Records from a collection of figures
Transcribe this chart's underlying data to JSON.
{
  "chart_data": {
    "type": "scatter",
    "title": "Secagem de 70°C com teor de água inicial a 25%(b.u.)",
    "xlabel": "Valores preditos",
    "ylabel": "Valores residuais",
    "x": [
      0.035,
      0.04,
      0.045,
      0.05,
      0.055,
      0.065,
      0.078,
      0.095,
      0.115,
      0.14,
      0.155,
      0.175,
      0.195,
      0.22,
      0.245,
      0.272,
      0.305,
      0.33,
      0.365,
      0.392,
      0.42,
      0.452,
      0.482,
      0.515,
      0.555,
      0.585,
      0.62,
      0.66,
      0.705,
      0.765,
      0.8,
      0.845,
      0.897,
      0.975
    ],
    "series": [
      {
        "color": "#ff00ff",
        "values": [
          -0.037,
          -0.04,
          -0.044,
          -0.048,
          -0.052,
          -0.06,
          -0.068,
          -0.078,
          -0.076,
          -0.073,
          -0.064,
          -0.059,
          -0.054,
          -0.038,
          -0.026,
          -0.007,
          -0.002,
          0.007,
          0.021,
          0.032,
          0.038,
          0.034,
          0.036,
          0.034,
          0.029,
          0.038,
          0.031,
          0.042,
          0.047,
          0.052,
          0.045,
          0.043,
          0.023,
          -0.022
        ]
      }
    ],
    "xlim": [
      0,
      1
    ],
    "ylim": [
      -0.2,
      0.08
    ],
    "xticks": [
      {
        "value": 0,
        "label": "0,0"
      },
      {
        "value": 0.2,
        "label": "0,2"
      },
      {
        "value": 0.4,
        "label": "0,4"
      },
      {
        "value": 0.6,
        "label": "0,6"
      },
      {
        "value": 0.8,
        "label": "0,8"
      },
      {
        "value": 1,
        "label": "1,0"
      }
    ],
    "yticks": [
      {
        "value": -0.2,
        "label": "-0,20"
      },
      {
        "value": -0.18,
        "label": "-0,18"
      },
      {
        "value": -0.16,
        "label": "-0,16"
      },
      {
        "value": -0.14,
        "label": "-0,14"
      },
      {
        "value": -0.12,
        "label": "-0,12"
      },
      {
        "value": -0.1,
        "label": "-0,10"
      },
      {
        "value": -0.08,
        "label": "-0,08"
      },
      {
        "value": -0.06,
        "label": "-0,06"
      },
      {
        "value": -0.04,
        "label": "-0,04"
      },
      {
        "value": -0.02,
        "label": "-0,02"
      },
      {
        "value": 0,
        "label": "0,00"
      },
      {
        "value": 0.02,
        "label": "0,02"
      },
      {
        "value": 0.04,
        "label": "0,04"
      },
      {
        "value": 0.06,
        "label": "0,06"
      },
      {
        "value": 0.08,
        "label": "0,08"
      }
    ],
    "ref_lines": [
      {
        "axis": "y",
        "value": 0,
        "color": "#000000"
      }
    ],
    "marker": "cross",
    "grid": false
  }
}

TASK TO CARRY OUT → Nothing may be left out: return each entry exactly as it reads.

OUTPUT BELOW →
Transcribe this chart's underlying data to JSON.
{
  "chart_data": {
    "type": "scatter",
    "title": "Secagem de 70°C com teor de água inicial a 25%(b.u.)",
    "xlabel": "Valores preditos",
    "ylabel": "Valores residuais",
    "x": [
      0.035,
      0.04,
      0.045,
      0.05,
      0.055,
      0.065,
      0.078,
      0.095,
      0.115,
      0.14,
      0.155,
      0.175,
      0.195,
      0.22,
      0.245,
      0.272,
      0.305,
      0.33,
      0.365,
      0.392,
      0.42,
      0.452,
      0.482,
      0.515,
      0.555,
      0.585,
      0.62,
      0.66,
      0.705,
      0.765,
      0.8,
      0.845,
      0.897,
      0.975
    ],
    "series": [
      {
        "color": "#ff00ff",
        "values": [
          -0.037,
          -0.04,
          -0.044,
          -0.048,
          -0.052,
          -0.06,
          -0.068,
          -0.078,
          -0.076,
          -0.073,
          -0.064,
          -0.059,
          -0.054,
          -0.038,
          -0.026,
          -0.007,
          -0.002,
          0.007,
          0.021,
          0.032,
          0.038,
          0.034,
          0.036,
          0.034,
          0.029,
          0.038,
          0.031,
          0.042,
          0.047,
          0.052,
          0.045,
          0.043,
          0.023,
          -0.022
        ]
      }
    ],
    "xlim": [
      0,
      1
    ],
    "ylim": [
      -0.2,
      0.08
    ],
    "xticks": [
      {
        "value": 0,
        "label": "0,0"
      },
      {
        "value": 0.2,
        "label": "0,2"
      },
      {
        "value": 0.4,
        "label": "0,4"
      },
      {
        "value": 0.6,
        "label": "0,6"
      },
      {
        "value": 0.8,
        "label": "0,8"
      },
      {
        "value": 1,
        "label": "1,0"
      }
    ],
    "yticks": [
      {
        "value": -0.2,
        "label": "-0,20"
      },
      {
        "value": -0.18,
        "label": "-0,18"
      },
      {
        "value": -0.16,
        "label": "-0,16"
      },
      {
        "value": -0.14,
        "label": "-0,14"
      },
      {
        "value": -0.12,
        "label": "-0,12"
      },
      {
        "value": -0.1,
        "label": "-0,10"
      },
      {
        "value": -0.08,
        "label": "-0,08"
      },
      {
        "value": -0.06,
        "label": "-0,06"
      },
      {
        "value": -0.04,
        "label": "-0,04"
      },
      {
        "value": -0.02,
        "label": "-0,02"
      },
      {
        "value": 0,
        "label": "0,00"
      },
      {
        "value": 0.02,
        "label": "0,02"
      },
      {
        "value": 0.04,
        "label": "0,04"
      },
      {
        "value": 0.06,
        "label": "0,06"
      },
      {
        "value": 0.08,
        "label": "0,08"
      }
    ],
    "ref_lines": [
      {
        "axis": "y",
        "value": 0,
        "color": "#000000"
      }
    ],
    "marker": "cross",
    "grid": false
  }
}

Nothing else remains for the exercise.